Task inputs:
◆ ◆ ◆

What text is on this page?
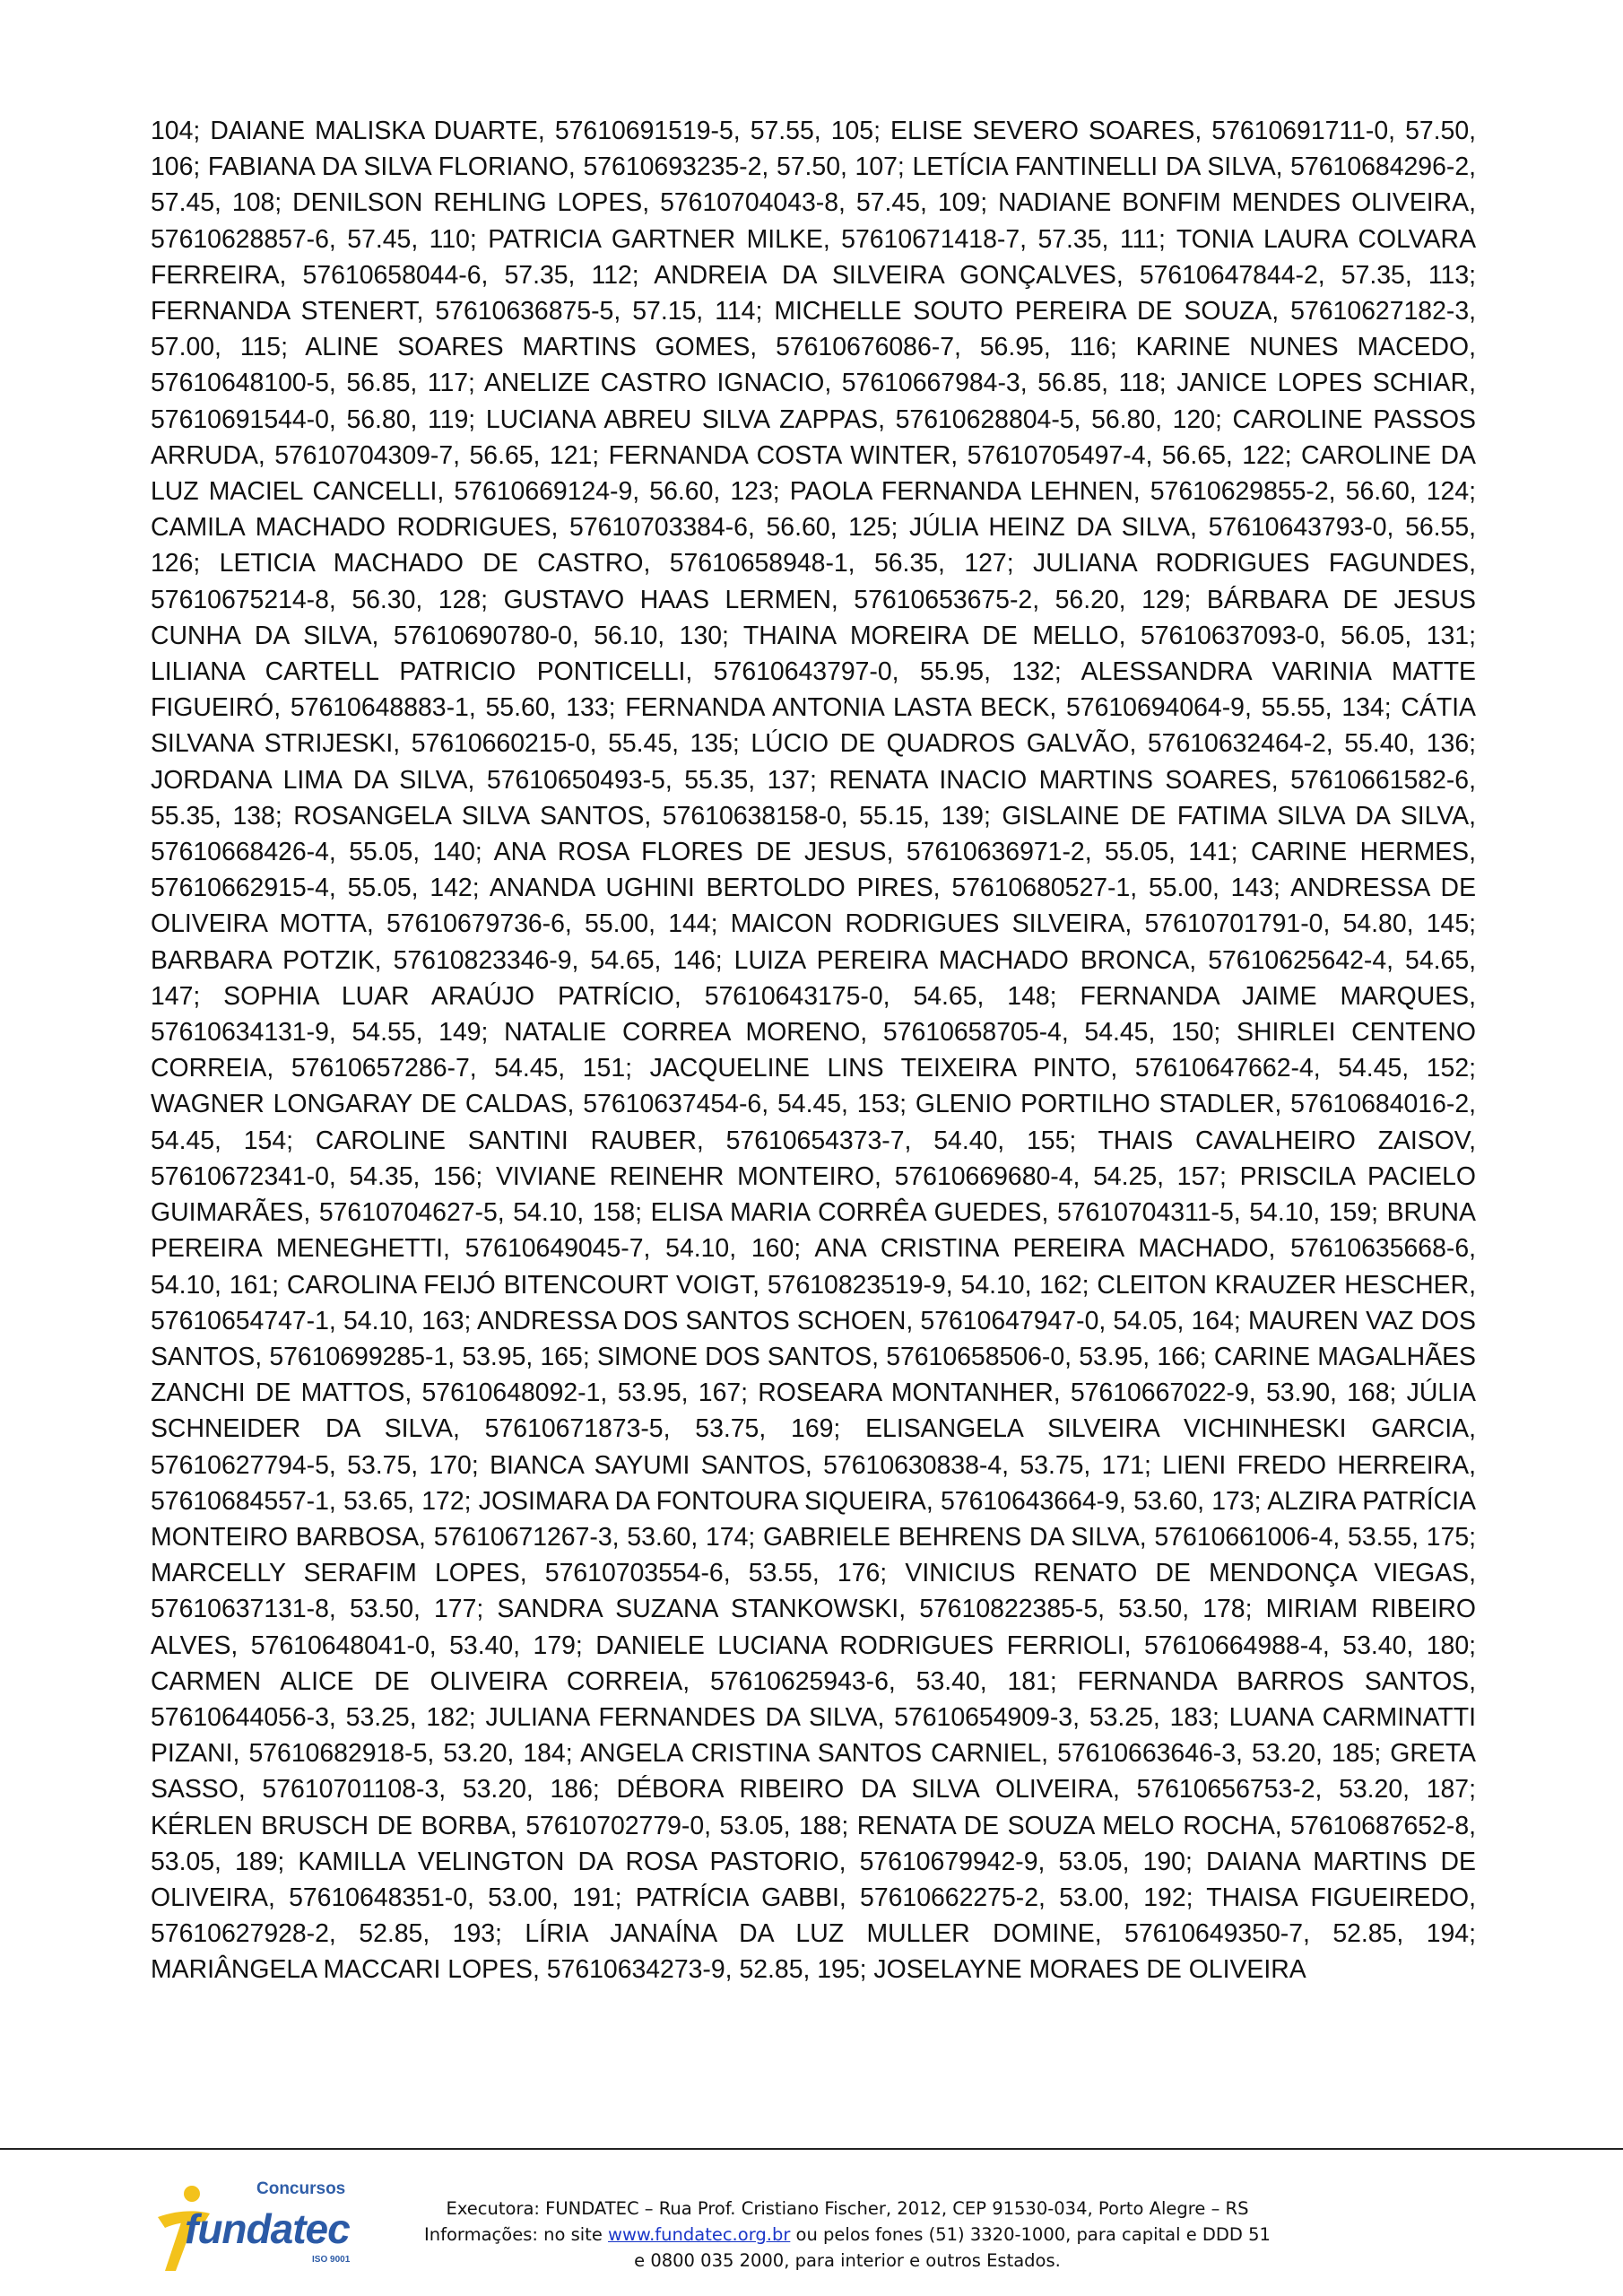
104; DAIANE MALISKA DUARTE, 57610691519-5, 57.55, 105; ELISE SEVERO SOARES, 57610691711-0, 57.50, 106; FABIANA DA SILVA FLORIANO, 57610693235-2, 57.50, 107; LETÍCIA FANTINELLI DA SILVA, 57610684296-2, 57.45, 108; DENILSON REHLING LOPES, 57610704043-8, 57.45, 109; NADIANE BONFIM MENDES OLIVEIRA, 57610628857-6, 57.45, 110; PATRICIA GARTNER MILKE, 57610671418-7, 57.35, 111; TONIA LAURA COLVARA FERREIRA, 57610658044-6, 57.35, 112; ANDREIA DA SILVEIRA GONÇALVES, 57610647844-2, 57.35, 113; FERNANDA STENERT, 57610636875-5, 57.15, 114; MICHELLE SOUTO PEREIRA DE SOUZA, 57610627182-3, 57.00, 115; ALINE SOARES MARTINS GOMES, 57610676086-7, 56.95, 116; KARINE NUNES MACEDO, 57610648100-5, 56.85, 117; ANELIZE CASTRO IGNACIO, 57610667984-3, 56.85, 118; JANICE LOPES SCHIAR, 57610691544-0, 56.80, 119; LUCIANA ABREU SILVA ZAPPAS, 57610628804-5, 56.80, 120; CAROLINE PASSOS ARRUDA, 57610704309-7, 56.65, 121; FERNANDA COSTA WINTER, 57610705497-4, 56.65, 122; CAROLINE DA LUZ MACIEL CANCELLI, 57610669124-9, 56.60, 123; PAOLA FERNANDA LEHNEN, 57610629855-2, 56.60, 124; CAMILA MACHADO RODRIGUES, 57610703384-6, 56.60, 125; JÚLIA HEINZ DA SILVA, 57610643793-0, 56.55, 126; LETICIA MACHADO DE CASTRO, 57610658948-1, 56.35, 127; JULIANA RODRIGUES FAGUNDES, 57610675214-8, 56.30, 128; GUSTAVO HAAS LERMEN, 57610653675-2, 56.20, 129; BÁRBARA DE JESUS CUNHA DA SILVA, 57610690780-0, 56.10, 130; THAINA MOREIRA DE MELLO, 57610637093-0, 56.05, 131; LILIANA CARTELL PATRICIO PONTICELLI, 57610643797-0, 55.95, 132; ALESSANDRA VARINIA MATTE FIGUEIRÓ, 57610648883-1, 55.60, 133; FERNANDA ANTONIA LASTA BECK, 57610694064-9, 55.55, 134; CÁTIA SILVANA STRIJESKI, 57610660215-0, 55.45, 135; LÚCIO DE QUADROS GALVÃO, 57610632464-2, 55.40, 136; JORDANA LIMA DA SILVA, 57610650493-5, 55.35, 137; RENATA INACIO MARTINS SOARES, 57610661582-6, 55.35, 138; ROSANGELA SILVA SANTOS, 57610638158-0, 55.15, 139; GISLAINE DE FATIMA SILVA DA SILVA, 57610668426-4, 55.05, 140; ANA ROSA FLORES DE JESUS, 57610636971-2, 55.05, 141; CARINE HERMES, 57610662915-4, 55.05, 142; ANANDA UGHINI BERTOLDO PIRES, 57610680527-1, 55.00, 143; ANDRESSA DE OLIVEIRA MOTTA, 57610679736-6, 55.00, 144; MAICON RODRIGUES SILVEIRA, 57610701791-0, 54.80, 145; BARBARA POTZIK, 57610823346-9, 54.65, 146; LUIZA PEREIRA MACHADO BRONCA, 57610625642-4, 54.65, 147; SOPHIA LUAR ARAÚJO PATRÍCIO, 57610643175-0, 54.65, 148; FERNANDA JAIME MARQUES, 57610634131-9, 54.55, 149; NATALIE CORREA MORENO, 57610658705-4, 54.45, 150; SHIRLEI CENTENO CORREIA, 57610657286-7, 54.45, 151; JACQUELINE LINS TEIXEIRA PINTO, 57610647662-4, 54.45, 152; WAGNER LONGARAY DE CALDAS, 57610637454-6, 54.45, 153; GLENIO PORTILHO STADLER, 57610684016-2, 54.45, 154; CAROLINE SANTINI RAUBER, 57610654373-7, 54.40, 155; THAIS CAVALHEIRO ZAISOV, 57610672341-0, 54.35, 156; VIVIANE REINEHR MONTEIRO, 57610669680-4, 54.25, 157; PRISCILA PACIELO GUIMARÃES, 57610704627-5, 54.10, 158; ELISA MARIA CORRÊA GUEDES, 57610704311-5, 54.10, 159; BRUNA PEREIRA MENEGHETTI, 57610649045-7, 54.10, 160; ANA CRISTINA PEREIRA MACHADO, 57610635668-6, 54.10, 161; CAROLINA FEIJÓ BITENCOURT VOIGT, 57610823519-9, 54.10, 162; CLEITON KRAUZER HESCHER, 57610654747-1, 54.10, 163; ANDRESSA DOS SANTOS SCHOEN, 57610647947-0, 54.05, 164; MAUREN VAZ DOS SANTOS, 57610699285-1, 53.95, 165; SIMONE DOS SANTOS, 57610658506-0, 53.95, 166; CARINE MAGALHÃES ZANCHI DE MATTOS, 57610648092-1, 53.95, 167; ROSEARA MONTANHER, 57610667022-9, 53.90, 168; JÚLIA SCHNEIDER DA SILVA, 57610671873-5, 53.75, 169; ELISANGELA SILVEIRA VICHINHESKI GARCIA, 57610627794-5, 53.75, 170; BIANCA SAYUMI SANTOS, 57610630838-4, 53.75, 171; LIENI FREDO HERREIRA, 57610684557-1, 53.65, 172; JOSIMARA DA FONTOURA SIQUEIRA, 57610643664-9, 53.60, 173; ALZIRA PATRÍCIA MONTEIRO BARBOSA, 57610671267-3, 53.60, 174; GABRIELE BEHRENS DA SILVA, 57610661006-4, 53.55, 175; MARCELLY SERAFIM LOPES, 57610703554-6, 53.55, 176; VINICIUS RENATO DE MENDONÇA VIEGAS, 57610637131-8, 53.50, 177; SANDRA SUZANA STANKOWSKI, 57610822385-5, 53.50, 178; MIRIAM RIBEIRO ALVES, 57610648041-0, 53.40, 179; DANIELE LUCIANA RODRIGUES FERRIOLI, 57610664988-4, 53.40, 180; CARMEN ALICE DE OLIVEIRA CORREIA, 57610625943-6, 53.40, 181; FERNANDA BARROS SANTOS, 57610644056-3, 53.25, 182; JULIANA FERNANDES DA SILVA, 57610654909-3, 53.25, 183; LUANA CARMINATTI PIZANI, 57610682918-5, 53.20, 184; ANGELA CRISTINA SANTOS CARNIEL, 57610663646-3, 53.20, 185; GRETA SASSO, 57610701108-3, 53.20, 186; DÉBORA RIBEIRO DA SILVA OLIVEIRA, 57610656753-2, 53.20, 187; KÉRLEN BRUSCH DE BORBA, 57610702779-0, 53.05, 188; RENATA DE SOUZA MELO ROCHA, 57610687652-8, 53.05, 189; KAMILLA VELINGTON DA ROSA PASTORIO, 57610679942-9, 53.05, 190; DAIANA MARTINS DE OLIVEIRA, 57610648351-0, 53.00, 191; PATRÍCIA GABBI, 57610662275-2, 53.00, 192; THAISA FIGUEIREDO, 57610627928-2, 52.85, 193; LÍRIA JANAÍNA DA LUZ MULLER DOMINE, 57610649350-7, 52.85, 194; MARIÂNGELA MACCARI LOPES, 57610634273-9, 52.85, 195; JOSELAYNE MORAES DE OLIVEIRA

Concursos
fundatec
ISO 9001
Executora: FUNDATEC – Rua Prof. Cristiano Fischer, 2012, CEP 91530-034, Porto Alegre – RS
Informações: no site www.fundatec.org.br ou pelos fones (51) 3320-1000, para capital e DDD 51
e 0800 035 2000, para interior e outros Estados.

◆ ◆ ◆

Set problem:
Above are the records. Copy every line in them holding "para".

The reply:
Informações: no site www.fundatec.org.br ou pelos fones (51) 3320-1000, para capital e DDD 51
e 0800 035 2000, para interior e outros Estados.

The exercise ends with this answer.